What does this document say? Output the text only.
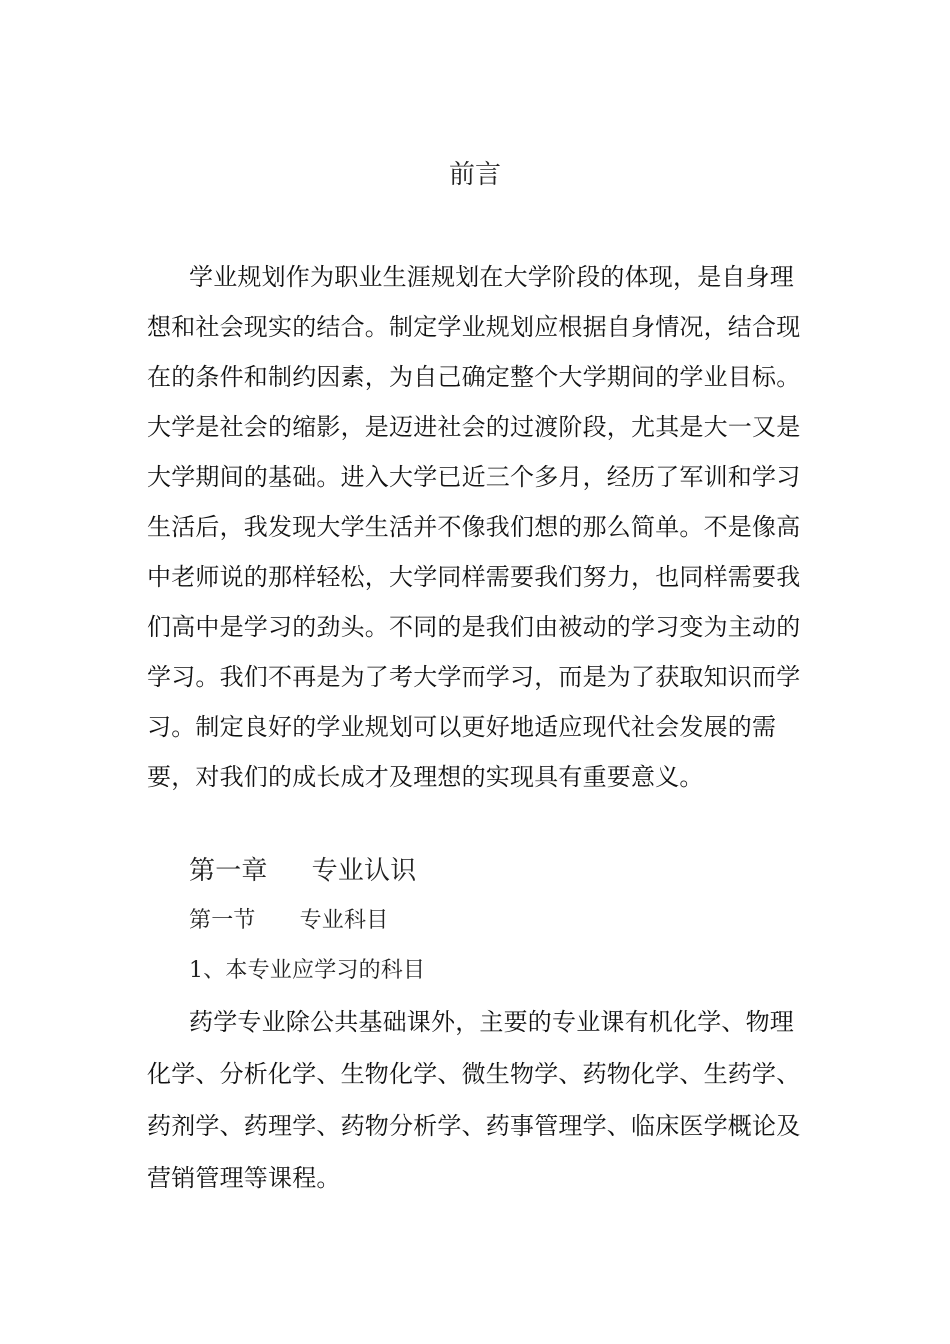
前言
学业规划作为职业生涯规划在大学阶段的体现，是自身理想和社会现实的结合。制定学业规划应根据自身情况，结合现在的条件和制约因素，为自己确定整个大学期间的学业目标。大学是社会的缩影，是迈进社会的过渡阶段，尤其是大一又是大学期间的基础。进入大学已近三个多月，经历了军训和学习生活后，我发现大学生活并不像我们想的那么简单。不是像高中老师说的那样轻松，大学同样需要我们努力，也同样需要我们高中是学习的劲头。不同的是我们由被动的学习变为主动的学习。我们不再是为了考大学而学习，而是为了获取知识而学习。制定良好的学业规划可以更好地适应现代社会发展的需要，对我们的成长成才及理想的实现具有重要意义。
第一章 专业认识
第一节 专业科目
1、本专业应学习的科目
药学专业除公共基础课外，主要的专业课有机化学、物理化学、分析化学、生物化学、微生物学、药物化学、生药学、药剂学、药理学、药物分析学、药事管理学、临床医学概论及营销管理等课程。
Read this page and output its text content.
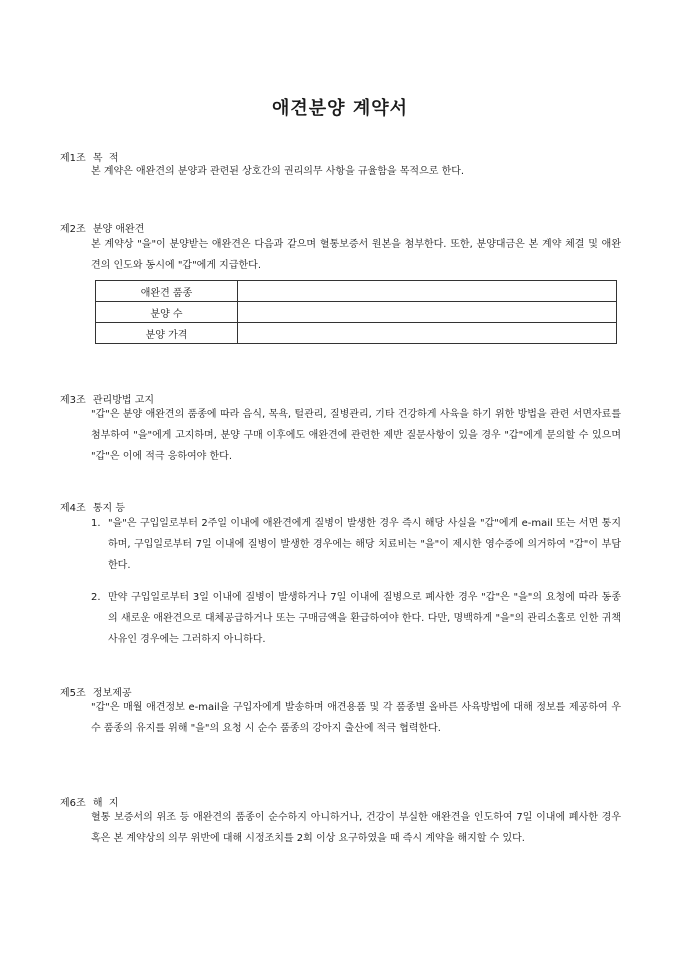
애견분양 계약서
제1조 목  적
본 계약은 애완견의 분양과 관련된 상호간의 권리의무 사항을 규율함을 목적으로 한다.
제2조 분양 애완견
본 계약상 "을"이 분양받는 애완견은 다음과 같으며 혈통보증서 원본을 첨부한다. 또한, 분양대금은 본 계약 체결 및 애완견의 인도와 동시에 "갑"에게 지급한다.
애완견 품종	
분양 수	
분양 가격	
제3조 관리방법 고지
"갑"은 분양 애완견의 품종에 따라 음식, 목욕, 털관리, 질병관리, 기타 건강하게 사육을 하기 위한 방법을 관련 서면자료를 첨부하여 "을"에게 고지하며, 분양 구매 이후에도 애완견에 관련한 제반 질문사항이 있을 경우 "갑"에게 문의할 수 있으며 "갑"은 이에 적극 응하여야 한다.
제4조 통지 등
1. "을"은 구입일로부터 2주일 이내에 애완견에게 질병이 발생한 경우 즉시 해당 사실을 "갑"에게 e-mail 또는 서면 통지하며, 구입일로부터 7일 이내에 질병이 발생한 경우에는 해당 치료비는 "을"이 제시한 영수증에 의거하여 "갑"이 부담한다.
2. 만약 구입일로부터 3일 이내에 질병이 발생하거나 7일 이내에 질병으로 폐사한 경우 "갑"은 "을"의 요청에 따라 동종의 새로운 애완견으로 대체공급하거나 또는 구매금액을 환급하여야 한다. 다만, 명백하게 "을"의 관리소홀로 인한 귀책사유인 경우에는 그러하지 아니하다.
제5조 정보제공
"갑"은 매월 애견정보 e-mail을 구입자에게 발송하며 애견용품 및 각 품종별 올바른 사육방법에 대해 정보를 제공하여 우수 품종의 유지를 위해 "을"의 요청 시 순수 품종의 강아지 출산에 적극 협력한다.
제6조 해  지
혈통 보증서의 위조 등 애완견의 품종이 순수하지 아니하거나, 건강이 부실한 애완견을 인도하여 7일 이내에 폐사한 경우 혹은 본 계약상의 의무 위반에 대해 시정조치를 2회 이상 요구하였을 때 즉시 계약을 해지할 수 있다.
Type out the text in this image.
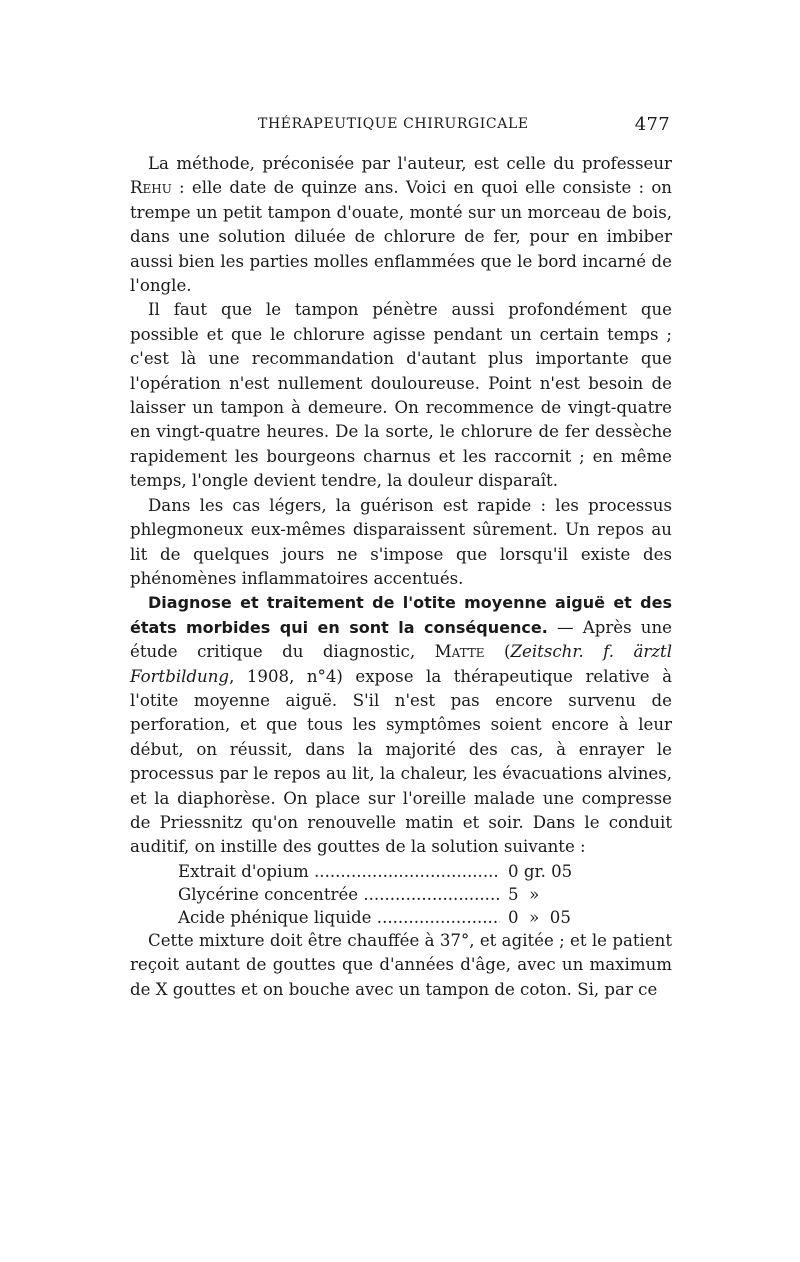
THÉRAPEUTIQUE CHIRURGICALE	477

La méthode, préconisée par l'auteur, est celle du professeur Rehu : elle date de quinze ans. Voici en quoi elle consiste : on trempe un petit tampon d'ouate, monté sur un morceau de bois, dans une solution diluée de chlorure de fer, pour en imbiber aussi bien les parties molles enflammées que le bord incarné de l'ongle.

Il faut que le tampon pénètre aussi profondément que possible et que le chlorure agisse pendant un certain temps ; c'est là une recommandation d'autant plus importante que l'opération n'est nullement douloureuse. Point n'est besoin de laisser un tampon à demeure. On recommence de vingt-quatre en vingt-quatre heures. De la sorte, le chlorure de fer dessèche rapidement les bourgeons charnus et les raccornit ; en même temps, l'ongle devient tendre, la douleur disparaît.

Dans les cas légers, la guérison est rapide : les processus phlegmoneux eux-mêmes disparaissent sûrement. Un repos au lit de quelques jours ne s'impose que lorsqu'il existe des phénomènes inflammatoires accentués.

Diagnose et traitement de l'otite moyenne aiguë et des états morbides qui en sont la conséquence. — Après une étude critique du diagnostic, Matte (Zeitschr. f. ärztl Fortbildung, 1908, n°4) expose la thérapeutique relative à l'otite moyenne aiguë. S'il n'est pas encore survenu de perforation, et que tous les symptômes soient encore à leur début, on réussit, dans la majorité des cas, à enrayer le processus par le repos au lit, la chaleur, les évacuations alvines, et la diaphorèse. On place sur l'oreille malade une compresse de Priessnitz qu'on renouvelle matin et soir. Dans le conduit auditif, on instille des gouttes de la solution suivante :

Extrait d'opium .....	0 gr. 05
Glycérine concentrée .....	5  »
Acide phénique liquide .....	0  »  05

Cette mixture doit être chauffée à 37°, et agitée ; et le patient reçoit autant de gouttes que d'années d'âge, avec un maximum de X gouttes et on bouche avec un tampon de coton. Si, par ce
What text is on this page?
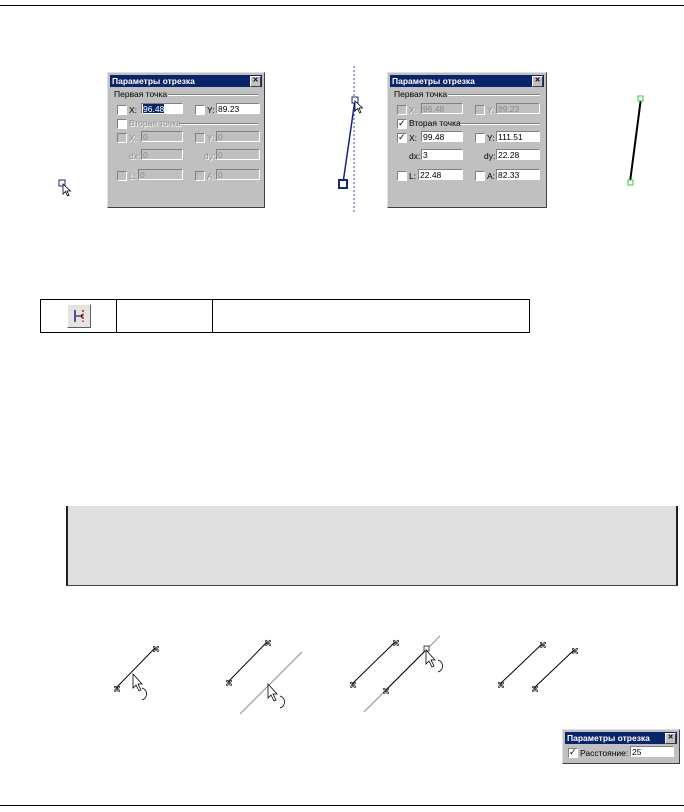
Параметры отрезка	✕
Первая точка
X: 96.48	Y: 89.23
Вторая точка
X: 0	Y: 0
dx: 0	dy: 0
L: 0	A: 0
Параметры отрезка	✕
Первая точка
X: 96.48	Y: 89.23
✓ Вторая точка
✓ X: 99.48	Y: 111.51
dx: 3	dy: 22.28
L: 22.48	A: 82.33
⌘
⌘
⌘
⌘
⌘
⌘
⌘
⌘
⌘
⌘
⌘
Параметры отрезка	✕
✓ Расстояние: 25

• **Request**: Retype all of the entries exactly as written, leaving out any images.

• **Task result**:
What does this document say? Output the text only.
前言
学业规划作为职业生涯规划在大学阶段的体现，是自身理想和社会现实的结合。制定学业规划应根据自身情况，结合现在的条件和制约因素，为自己确定整个大学期间的学业目标。大学是社会的缩影，是迈进社会的过渡阶段，尤其是大一又是大学期间的基础。进入大学已近三个多月，经历了军训和学习生活后，我发现大学生活并不像我们想的那么简单。不是像高中老师说的那样轻松，大学同样需要我们努力，也同样需要我们高中是学习的劲头。不同的是我们由被动的学习变为主动的学习。我们不再是为了考大学而学习，而是为了获取知识而学习。制定良好的学业规划可以更好地适应现代社会发展的需要，对我们的成长成才及理想的实现具有重要意义。
第一章 专业认识
第一节 专业科目
1、本专业应学习的科目
药学专业除公共基础课外，主要的专业课有机化学、物理化学、分析化学、生物化学、微生物学、药物化学、生药学、药剂学、药理学、药物分析学、药事管理学、临床医学概论及营销管理等课程。
Read this page and output its text content.
애견분양 계약서
제1조 목  적
본 계약은 애완견의 분양과 관련된 상호간의 권리의무 사항을 규율함을 목적으로 한다.
제2조 분양 애완견
본 계약상 "을"이 분양받는 애완견은 다음과 같으며 혈통보증서 원본을 첨부한다. 또한, 분양대금은 본 계약 체결 및 애완견의 인도와 동시에 "갑"에게 지급한다.
애완견 품종	
분양 수	
분양 가격	
제3조 관리방법 고지
"갑"은 분양 애완견의 품종에 따라 음식, 목욕, 털관리, 질병관리, 기타 건강하게 사육을 하기 위한 방법을 관련 서면자료를 첨부하여 "을"에게 고지하며, 분양 구매 이후에도 애완견에 관련한 제반 질문사항이 있을 경우 "갑"에게 문의할 수 있으며 "갑"은 이에 적극 응하여야 한다.
제4조 통지 등
1. "을"은 구입일로부터 2주일 이내에 애완견에게 질병이 발생한 경우 즉시 해당 사실을 "갑"에게 e-mail 또는 서면 통지하며, 구입일로부터 7일 이내에 질병이 발생한 경우에는 해당 치료비는 "을"이 제시한 영수증에 의거하여 "갑"이 부담한다.
2. 만약 구입일로부터 3일 이내에 질병이 발생하거나 7일 이내에 질병으로 폐사한 경우 "갑"은 "을"의 요청에 따라 동종의 새로운 애완견으로 대체공급하거나 또는 구매금액을 환급하여야 한다. 다만, 명백하게 "을"의 관리소홀로 인한 귀책사유인 경우에는 그러하지 아니하다.
제5조 정보제공
"갑"은 매월 애견정보 e-mail을 구입자에게 발송하며 애견용품 및 각 품종별 올바른 사육방법에 대해 정보를 제공하여 우수 품종의 유지를 위해 "을"의 요청 시 순수 품종의 강아지 출산에 적극 협력한다.
제6조 해  지
혈통 보증서의 위조 등 애완견의 품종이 순수하지 아니하거나, 건강이 부실한 애완견을 인도하여 7일 이내에 폐사한 경우 혹은 본 계약상의 의무 위반에 대해 시정조치를 2회 이상 요구하였을 때 즉시 계약을 해지할 수 있다.
Type out the text in this image.
THÉRAPEUTIQUE CHIRURGICALE	477

La méthode, préconisée par l'auteur, est celle du professeur Rehu : elle date de quinze ans. Voici en quoi elle consiste : on trempe un petit tampon d'ouate, monté sur un morceau de bois, dans une solution diluée de chlorure de fer, pour en imbiber aussi bien les parties molles enflammées que le bord incarné de l'ongle.

Il faut que le tampon pénètre aussi profondément que possible et que le chlorure agisse pendant un certain temps ; c'est là une recommandation d'autant plus importante que l'opération n'est nullement douloureuse. Point n'est besoin de laisser un tampon à demeure. On recommence de vingt-quatre en vingt-quatre heures. De la sorte, le chlorure de fer dessèche rapidement les bourgeons charnus et les raccornit ; en même temps, l'ongle devient tendre, la douleur disparaît.

Dans les cas légers, la guérison est rapide : les processus phlegmoneux eux-mêmes disparaissent sûrement. Un repos au lit de quelques jours ne s'impose que lorsqu'il existe des phénomènes inflammatoires accentués.

Diagnose et traitement de l'otite moyenne aiguë et des états morbides qui en sont la conséquence. — Après une étude critique du diagnostic, Matte (Zeitschr. f. ärztl Fortbildung, 1908, n°4) expose la thérapeutique relative à l'otite moyenne aiguë. S'il n'est pas encore survenu de perforation, et que tous les symptômes soient encore à leur début, on réussit, dans la majorité des cas, à enrayer le processus par le repos au lit, la chaleur, les évacuations alvines, et la diaphorèse. On place sur l'oreille malade une compresse de Priessnitz qu'on renouvelle matin et soir. Dans le conduit auditif, on instille des gouttes de la solution suivante :

Extrait d'opium .....	0 gr. 05
Glycérine concentrée .....	5  »
Acide phénique liquide .....	0  »  05

Cette mixture doit être chauffée à 37°, et agitée ; et le patient reçoit autant de gouttes que d'années d'âge, avec un maximum de X gouttes et on bouche avec un tampon de coton. Si, par ce
What text is on this page?
Параметры отрезка	✕
Первая точка
X: 96.48	Y: 89.23
Вторая точка
X: 0	Y: 0
dx: 0	dy: 0
L: 0	A: 0
Параметры отрезка	✕
Первая точка
X: 96.48	Y: 89.23
✓ Вторая точка
✓ X: 99.48	Y: 111.51
dx: 3	dy: 22.28
L: 22.48	A: 82.33
⌘
⌘
⌘
⌘
⌘
⌘
⌘
⌘
⌘
⌘
⌘
Параметры отрезка	✕
✓ Расстояние: 25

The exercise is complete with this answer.